··· Reading passage

OpenMP on the outermost spatial dimension

Parallelization happens on the depth dimension (prange over out_d). This is the standard choice because:

  • It maximizes the chunk size per thread, minimizing synchronization overhead
  • Each thread gets a contiguous slab of memory to write, improving cache efficiency
  • There are no data dependencies between output voxels

Thread count defaults to min(cpu_count, 4) on the theory that most machines top out their beneficial scaling around 4 threads for memory-bound workloads, and you don’t want a library quietly saturating all cores. It’s fully configurable though.

Build system: architecture-aware compiler flags

# setup.py
if platform.machine() in ('x86_64', 'AMD64', 'i686', 'i386'):
    extra_compile_args = ['-O3', '-mavx2', '-mfma', '-fopenmp']
else:
    extra_compile_args = ['-O3', '-fopenmp']  # ARM, etc.

AVX2 + FMA flags are applied on x86 to let the compiler auto-vectorize. The combined Cython directives (boundscheck=False, wraparound=False, cdivision=True, initializedcheck=False) eliminate nearly all Python overhead from the inner loop.

······

_Task 1_
Answer these questions using the passage on OpenMP parallelization and build flags.
(a) Which dimension is parallelized?
(b) What is the default thread count?
(c) Which compile arguments are used on machines that are not x86?
_Task 2_
Continue the passage on OpenMP parallelization and build flags from its last sentence.
The material is not needed for any of this work.

··· Data under study

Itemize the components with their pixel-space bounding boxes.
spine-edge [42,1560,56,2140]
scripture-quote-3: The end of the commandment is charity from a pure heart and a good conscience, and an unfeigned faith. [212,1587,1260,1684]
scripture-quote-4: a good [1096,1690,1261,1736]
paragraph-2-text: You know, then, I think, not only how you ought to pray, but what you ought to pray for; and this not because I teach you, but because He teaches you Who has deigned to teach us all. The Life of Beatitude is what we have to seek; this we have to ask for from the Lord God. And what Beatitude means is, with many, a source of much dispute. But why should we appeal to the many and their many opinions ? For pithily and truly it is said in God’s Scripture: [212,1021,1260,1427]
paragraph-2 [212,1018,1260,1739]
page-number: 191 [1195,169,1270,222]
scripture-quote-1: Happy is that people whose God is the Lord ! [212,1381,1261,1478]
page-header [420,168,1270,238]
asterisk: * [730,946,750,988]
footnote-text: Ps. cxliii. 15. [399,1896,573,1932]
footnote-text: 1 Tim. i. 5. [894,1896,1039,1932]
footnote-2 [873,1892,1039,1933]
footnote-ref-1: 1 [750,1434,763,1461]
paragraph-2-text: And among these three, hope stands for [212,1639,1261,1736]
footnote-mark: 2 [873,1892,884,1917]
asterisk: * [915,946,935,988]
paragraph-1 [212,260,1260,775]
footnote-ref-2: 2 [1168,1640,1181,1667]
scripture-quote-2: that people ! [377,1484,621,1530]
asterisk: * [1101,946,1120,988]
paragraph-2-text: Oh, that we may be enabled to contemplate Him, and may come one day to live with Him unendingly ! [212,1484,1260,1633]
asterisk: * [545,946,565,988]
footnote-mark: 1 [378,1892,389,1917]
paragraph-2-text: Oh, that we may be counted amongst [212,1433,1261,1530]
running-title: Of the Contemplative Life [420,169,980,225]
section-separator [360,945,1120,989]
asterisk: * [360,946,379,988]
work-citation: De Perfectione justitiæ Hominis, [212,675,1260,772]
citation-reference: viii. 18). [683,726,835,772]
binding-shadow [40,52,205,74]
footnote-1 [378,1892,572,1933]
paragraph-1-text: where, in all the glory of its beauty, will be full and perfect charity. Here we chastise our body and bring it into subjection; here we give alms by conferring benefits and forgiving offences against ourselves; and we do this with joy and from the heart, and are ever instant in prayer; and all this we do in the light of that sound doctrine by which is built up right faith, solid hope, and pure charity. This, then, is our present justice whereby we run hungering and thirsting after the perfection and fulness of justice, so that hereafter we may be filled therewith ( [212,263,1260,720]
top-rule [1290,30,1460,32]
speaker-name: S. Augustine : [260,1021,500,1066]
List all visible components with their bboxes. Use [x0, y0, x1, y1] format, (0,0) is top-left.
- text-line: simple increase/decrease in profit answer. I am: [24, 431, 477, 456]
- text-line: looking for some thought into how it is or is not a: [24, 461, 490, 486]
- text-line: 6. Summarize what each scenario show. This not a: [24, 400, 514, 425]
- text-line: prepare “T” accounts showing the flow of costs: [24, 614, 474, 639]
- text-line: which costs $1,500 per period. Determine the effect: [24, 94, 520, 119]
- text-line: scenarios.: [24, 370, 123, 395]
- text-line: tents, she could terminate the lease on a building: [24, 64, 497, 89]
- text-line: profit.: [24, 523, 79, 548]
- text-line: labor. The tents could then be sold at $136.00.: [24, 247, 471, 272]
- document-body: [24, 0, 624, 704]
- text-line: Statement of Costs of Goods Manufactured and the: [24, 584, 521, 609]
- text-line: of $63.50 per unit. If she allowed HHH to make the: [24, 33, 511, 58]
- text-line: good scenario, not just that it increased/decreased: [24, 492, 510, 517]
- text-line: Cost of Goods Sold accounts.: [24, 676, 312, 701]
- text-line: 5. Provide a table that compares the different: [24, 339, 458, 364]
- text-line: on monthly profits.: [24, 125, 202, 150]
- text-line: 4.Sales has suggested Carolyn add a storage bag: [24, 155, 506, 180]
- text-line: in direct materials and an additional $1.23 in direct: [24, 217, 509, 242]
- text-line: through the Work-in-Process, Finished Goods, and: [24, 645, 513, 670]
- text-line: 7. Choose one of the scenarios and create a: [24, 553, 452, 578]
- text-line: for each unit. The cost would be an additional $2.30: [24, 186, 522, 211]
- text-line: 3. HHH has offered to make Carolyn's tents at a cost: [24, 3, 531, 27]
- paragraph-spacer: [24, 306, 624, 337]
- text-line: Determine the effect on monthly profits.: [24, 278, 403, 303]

······

_Written answer 1_
(a) The depth dimension (prange over out_d).
(b) min(cpu_count, 4).
(c) '-O3' and '-fopenmp'.

_Written answer 2_
Testing against PyTorch and SciPy

Every supported mode is tested against the reference implementation it is supposed to match. For nearest, linear, area, and grid_sample, that’s PyTorch. For cubic, it’s SciPy. This isn’t just a correctness check — it’s also documentation. The test suite is the canonical statement of behavioral compatibility:

torch_output = F.interpolate(input, size, mode='trilinear', align_corners=False)
cython_output = volresample.resample(input, size, mode='linear')
assert np.allclose(torch_output.numpy(), cython_output, atol=1e-5)
scipy_output = zoom(input, zoom=factors, order=3, mode='reflect', grid_mode=True)
cython_output = volresample.resample(input, size, mode='cubic', align_corners=False)
assert np.allclose(scipy_output, cython_output, atol=1e-5)

What it doesn’t do

To be honest about scope:

  • No GPU. If your data is already on a CUDA device, use PyTorch. The library is for CPU workloads.
  • No 2D images. Not directly exposed in the API, but achievable via volumes with a singleton dimension (1, H, W). No multi-threading benefit in that case, though.
  • No autograd. It’s a NumPy library. There’s no gradient computation.
  • float32 only for trilinear/area. By design — interpolation in lower precision gives questionable results, especially for medical images where intensity values carry clinical meaning.
  • No complete duplication of the PyTorch or SciPy APIs. I still don’t want to carry over every historical quirk. linear is linear regardless of dimensionality, cubic is exposed as a single mode instead of mirroring SciPy’s broader spline API.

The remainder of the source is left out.